=== The request ===
Which lines in the records below contain the word "name"? Copy each of them.

=== Provided material ===
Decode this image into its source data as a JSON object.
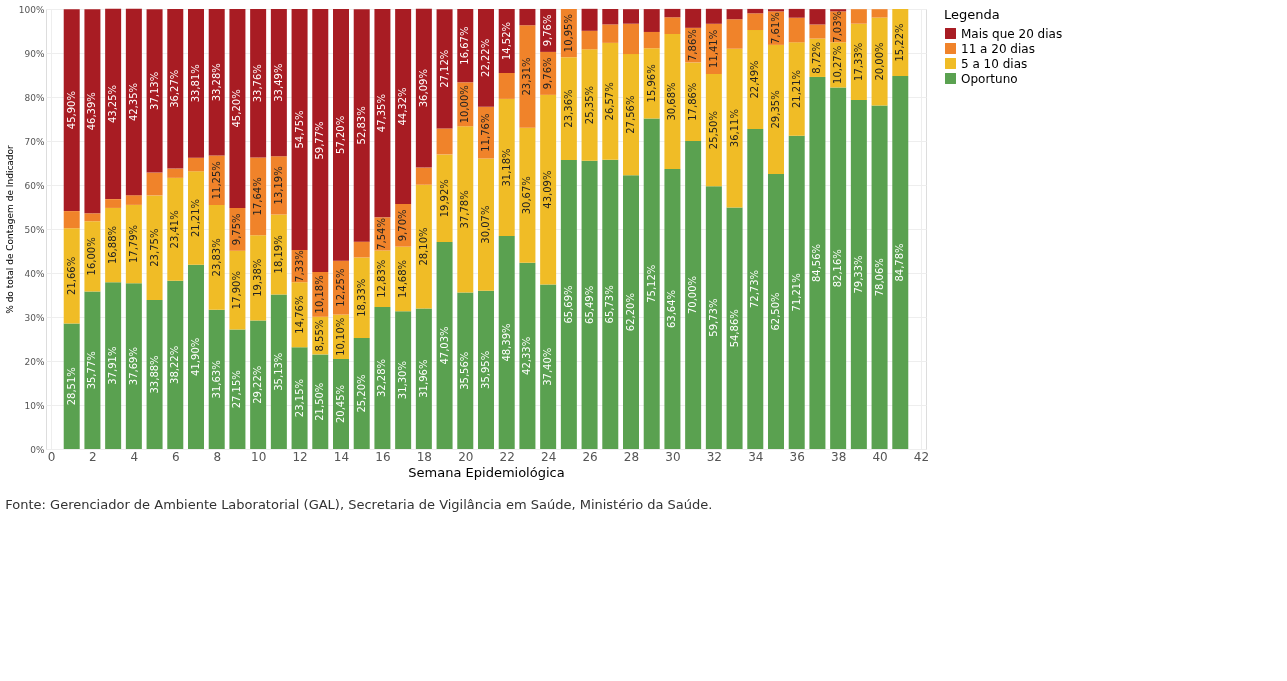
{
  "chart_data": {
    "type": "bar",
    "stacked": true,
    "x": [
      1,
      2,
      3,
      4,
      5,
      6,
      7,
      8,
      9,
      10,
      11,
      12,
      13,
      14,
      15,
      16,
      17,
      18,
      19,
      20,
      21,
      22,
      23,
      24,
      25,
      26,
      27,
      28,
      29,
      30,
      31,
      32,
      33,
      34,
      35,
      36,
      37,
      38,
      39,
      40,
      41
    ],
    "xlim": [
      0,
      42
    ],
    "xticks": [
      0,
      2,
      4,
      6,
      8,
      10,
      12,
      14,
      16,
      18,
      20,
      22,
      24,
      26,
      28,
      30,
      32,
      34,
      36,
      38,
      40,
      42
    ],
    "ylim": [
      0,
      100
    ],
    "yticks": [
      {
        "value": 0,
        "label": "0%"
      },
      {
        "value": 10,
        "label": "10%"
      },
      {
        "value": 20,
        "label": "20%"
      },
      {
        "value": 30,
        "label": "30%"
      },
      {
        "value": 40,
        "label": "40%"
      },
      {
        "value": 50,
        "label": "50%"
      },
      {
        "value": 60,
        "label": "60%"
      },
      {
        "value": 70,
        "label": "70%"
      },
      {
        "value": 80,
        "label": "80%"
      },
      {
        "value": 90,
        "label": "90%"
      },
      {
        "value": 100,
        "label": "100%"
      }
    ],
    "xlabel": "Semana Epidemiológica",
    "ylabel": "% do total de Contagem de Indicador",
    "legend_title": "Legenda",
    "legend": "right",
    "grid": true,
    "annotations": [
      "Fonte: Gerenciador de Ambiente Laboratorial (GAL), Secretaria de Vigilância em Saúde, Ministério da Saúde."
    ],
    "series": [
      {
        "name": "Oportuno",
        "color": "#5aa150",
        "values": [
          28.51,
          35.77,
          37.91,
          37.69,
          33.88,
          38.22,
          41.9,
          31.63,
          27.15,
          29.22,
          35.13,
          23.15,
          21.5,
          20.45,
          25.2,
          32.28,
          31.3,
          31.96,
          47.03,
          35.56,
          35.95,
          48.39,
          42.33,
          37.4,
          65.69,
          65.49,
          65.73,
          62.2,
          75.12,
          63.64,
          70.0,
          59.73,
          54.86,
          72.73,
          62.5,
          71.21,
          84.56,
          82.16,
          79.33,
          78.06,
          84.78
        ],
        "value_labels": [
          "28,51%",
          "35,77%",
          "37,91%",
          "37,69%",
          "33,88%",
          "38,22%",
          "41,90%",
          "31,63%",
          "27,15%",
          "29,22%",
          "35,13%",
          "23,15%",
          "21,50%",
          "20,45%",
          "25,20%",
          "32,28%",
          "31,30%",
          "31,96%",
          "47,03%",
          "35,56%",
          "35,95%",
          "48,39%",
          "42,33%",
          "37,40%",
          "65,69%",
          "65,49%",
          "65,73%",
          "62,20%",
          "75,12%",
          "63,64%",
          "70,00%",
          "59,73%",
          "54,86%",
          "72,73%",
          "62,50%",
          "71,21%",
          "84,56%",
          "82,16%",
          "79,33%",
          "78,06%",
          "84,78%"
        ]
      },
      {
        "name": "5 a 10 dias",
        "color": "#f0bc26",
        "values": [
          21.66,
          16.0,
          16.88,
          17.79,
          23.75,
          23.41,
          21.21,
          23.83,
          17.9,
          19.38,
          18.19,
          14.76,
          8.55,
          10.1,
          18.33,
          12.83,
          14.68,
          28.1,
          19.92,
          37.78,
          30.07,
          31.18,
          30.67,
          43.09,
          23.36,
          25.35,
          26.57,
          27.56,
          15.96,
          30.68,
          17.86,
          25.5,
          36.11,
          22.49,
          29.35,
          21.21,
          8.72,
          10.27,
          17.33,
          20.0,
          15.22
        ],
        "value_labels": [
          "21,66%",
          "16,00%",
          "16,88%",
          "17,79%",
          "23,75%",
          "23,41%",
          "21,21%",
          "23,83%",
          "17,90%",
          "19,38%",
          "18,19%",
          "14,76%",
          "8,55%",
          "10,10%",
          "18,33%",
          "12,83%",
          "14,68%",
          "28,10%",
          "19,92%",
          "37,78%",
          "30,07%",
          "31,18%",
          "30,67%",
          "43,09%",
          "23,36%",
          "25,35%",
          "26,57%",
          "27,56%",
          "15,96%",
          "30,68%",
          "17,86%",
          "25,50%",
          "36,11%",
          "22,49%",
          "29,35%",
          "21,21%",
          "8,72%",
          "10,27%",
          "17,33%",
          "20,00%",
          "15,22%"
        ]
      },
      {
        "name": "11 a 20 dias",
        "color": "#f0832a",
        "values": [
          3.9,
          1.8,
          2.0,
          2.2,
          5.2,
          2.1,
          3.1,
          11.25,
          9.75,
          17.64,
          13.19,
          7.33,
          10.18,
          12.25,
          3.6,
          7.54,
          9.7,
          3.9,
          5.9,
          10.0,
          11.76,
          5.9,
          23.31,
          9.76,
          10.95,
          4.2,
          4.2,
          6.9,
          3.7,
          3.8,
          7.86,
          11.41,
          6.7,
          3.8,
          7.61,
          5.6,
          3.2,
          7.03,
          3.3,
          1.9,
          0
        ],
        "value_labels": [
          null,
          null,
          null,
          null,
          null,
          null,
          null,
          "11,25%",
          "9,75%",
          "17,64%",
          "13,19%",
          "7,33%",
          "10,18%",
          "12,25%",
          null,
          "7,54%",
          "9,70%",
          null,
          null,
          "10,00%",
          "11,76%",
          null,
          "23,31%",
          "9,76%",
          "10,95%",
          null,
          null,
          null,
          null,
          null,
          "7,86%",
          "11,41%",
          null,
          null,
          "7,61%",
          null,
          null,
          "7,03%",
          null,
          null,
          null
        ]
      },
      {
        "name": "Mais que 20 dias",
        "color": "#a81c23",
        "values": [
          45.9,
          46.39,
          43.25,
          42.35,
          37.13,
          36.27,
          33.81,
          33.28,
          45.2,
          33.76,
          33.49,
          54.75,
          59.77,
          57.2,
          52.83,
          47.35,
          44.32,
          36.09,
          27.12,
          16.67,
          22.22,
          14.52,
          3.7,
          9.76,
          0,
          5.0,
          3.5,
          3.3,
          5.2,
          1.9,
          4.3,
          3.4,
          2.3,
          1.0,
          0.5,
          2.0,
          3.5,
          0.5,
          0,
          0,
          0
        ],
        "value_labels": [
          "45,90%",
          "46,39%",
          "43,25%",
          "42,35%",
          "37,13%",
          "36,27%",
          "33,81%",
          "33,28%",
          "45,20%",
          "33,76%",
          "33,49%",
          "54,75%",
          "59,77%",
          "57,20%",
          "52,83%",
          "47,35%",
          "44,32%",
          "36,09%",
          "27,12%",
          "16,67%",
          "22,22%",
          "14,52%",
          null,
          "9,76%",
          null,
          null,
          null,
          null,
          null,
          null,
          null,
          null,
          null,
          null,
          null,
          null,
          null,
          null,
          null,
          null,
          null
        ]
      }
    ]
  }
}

=== Result of this task ===
        "name": "Oportuno",
        "name": "5 a 10 dias",
        "name": "11 a 20 dias",
        "name": "Mais que 20 dias",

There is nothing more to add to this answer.